* DIRECTIONS FOR THIS TASK: Every line below that mentions the word "icon" should be copied out.
========
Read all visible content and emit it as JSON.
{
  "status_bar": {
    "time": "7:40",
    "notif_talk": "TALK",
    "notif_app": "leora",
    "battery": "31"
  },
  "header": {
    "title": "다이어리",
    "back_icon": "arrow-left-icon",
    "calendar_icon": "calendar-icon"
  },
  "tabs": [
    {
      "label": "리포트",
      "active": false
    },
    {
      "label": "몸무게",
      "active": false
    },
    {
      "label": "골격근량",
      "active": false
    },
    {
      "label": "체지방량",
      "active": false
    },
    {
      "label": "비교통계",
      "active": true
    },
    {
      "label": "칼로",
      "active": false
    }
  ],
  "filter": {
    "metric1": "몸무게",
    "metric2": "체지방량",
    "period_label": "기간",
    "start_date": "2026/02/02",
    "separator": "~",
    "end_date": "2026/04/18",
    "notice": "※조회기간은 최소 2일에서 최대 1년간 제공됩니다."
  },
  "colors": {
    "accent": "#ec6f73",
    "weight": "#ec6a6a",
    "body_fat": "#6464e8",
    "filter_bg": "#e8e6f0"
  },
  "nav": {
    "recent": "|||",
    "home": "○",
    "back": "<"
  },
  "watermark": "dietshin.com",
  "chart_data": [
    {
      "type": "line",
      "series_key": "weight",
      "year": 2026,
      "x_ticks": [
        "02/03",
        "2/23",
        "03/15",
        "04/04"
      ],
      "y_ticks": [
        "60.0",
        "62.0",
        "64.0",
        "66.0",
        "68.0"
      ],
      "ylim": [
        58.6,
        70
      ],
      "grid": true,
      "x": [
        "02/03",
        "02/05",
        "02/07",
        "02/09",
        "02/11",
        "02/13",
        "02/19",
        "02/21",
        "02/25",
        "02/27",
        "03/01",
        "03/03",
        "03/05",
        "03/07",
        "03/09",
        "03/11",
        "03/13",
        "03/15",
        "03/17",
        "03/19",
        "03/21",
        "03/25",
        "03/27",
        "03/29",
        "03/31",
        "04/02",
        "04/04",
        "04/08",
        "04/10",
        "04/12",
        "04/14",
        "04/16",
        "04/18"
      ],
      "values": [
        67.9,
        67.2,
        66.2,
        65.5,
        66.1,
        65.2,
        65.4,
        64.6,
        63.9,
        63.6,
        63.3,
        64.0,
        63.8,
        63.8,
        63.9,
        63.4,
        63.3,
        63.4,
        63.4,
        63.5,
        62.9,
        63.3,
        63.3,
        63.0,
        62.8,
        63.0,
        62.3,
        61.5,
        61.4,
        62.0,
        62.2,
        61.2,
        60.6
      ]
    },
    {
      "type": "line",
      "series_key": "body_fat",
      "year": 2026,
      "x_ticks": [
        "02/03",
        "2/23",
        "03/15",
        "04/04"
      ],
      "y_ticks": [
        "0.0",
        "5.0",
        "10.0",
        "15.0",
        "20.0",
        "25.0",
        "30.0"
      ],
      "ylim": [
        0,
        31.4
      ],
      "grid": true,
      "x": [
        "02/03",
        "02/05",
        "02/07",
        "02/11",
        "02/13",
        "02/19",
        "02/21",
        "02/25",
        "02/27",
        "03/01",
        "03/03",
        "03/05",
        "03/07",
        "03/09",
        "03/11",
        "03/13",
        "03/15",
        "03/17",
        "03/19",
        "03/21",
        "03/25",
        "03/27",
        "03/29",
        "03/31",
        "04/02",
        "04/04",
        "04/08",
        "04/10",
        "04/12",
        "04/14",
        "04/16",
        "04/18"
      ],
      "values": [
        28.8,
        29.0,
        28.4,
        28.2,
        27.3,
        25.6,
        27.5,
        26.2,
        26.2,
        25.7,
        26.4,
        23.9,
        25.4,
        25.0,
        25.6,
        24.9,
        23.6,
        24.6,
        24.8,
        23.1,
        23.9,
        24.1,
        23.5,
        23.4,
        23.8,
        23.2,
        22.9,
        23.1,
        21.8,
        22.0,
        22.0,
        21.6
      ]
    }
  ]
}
========
* WRITTEN SOLUTION:
    "back_icon": "arrow-left-icon",
    "calendar_icon": "calendar-icon"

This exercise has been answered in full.